## Required task
Rewrite the records from the first line up to and including the line with "hide-button[interactable]: Σ 隐藏", replacing "magnifier-icon" with "search-icon" and leaving everything else unchanged. Give only those lines.

(Boxed element entries)

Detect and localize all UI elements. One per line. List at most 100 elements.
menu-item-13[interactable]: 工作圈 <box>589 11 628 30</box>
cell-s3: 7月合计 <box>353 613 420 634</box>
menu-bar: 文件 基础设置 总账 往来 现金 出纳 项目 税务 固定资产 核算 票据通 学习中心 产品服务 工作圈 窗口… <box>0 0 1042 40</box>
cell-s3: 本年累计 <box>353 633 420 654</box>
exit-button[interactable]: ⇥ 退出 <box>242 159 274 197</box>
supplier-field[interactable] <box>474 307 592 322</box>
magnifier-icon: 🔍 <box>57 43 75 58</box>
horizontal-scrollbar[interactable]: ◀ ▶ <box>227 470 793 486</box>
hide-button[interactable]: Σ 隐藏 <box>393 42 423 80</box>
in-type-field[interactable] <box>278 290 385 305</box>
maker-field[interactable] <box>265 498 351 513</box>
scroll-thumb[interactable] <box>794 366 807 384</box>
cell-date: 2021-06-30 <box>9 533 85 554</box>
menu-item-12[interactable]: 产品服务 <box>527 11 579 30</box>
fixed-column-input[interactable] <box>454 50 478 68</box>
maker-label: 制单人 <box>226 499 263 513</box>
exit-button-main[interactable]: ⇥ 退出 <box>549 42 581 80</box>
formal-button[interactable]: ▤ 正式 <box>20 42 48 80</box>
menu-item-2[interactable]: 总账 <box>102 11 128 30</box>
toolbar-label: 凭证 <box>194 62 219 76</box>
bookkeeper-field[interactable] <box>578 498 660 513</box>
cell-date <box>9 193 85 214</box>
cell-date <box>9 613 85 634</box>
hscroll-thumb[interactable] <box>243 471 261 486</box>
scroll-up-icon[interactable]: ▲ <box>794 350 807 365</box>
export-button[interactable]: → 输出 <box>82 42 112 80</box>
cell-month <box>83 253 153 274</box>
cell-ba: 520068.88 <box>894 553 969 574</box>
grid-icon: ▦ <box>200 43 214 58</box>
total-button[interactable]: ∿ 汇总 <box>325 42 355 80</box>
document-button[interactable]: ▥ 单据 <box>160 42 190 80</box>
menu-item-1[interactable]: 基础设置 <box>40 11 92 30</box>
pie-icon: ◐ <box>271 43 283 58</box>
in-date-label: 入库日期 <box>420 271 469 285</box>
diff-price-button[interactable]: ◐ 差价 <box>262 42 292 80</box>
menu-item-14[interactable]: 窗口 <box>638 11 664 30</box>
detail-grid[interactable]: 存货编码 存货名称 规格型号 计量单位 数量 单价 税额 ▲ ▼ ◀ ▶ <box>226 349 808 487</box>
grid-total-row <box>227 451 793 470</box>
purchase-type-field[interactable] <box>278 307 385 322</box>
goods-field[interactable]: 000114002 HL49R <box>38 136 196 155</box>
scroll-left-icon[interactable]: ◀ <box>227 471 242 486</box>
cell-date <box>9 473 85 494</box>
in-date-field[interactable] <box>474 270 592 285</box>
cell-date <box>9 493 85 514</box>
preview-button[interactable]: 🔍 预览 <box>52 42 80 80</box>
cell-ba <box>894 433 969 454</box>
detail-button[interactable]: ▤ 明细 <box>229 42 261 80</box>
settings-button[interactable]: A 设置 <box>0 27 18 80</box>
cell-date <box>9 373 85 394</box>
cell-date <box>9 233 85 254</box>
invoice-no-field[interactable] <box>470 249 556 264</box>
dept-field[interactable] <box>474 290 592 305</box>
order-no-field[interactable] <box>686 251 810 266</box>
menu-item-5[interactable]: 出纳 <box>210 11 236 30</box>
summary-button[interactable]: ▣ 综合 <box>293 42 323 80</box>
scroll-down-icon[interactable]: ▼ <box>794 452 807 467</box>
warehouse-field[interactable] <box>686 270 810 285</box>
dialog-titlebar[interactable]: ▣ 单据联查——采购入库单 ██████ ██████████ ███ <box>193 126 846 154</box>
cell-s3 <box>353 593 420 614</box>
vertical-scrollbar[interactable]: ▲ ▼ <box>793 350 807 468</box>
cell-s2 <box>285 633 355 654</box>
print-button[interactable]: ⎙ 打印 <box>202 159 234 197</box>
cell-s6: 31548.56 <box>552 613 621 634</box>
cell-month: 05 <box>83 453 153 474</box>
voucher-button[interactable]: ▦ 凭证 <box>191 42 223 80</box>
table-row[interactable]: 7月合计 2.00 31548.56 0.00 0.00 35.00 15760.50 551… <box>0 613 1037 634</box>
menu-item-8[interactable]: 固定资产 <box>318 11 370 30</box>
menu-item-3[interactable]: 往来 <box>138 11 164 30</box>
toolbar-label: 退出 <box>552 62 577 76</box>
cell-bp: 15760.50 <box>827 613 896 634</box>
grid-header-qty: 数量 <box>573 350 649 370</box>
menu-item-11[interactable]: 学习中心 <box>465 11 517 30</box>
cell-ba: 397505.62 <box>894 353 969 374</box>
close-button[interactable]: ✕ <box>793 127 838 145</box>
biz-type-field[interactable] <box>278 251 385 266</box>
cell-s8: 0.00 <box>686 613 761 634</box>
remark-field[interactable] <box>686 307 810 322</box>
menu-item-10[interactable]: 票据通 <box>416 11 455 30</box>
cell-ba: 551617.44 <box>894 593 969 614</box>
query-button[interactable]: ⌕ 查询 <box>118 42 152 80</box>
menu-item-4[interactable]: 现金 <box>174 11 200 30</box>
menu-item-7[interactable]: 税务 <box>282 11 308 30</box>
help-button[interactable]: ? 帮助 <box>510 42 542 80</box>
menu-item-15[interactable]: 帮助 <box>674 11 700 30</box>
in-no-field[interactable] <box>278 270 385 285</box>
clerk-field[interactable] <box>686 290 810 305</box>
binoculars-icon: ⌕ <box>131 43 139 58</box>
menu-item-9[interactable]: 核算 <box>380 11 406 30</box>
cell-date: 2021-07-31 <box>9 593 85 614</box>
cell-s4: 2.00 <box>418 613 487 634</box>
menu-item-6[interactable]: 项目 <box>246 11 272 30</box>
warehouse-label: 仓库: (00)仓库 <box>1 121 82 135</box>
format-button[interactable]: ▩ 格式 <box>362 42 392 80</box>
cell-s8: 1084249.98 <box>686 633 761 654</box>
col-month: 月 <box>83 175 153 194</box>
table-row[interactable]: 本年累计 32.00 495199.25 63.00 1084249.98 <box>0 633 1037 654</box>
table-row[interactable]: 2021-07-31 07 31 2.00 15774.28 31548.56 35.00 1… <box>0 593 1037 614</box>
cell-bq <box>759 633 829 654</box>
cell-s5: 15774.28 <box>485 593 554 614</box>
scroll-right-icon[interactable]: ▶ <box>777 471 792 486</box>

## Response
Detect and localize all UI elements. One per line. List at most 100 elements.
menu-item-13[interactable]: 工作圈 <box>589 11 628 30</box>
cell-s3: 7月合计 <box>353 613 420 634</box>
menu-bar: 文件 基础设置 总账 往来 现金 出纳 项目 税务 固定资产 核算 票据通 学习中心 产品服务 工作圈 窗口… <box>0 0 1042 40</box>
cell-s3: 本年累计 <box>353 633 420 654</box>
exit-button[interactable]: ⇥ 退出 <box>242 159 274 197</box>
supplier-field[interactable] <box>474 307 592 322</box>
search-icon: 🔍 <box>57 43 75 58</box>
horizontal-scrollbar[interactable]: ◀ ▶ <box>227 470 793 486</box>
hide-button[interactable]: Σ 隐藏 <box>393 42 423 80</box>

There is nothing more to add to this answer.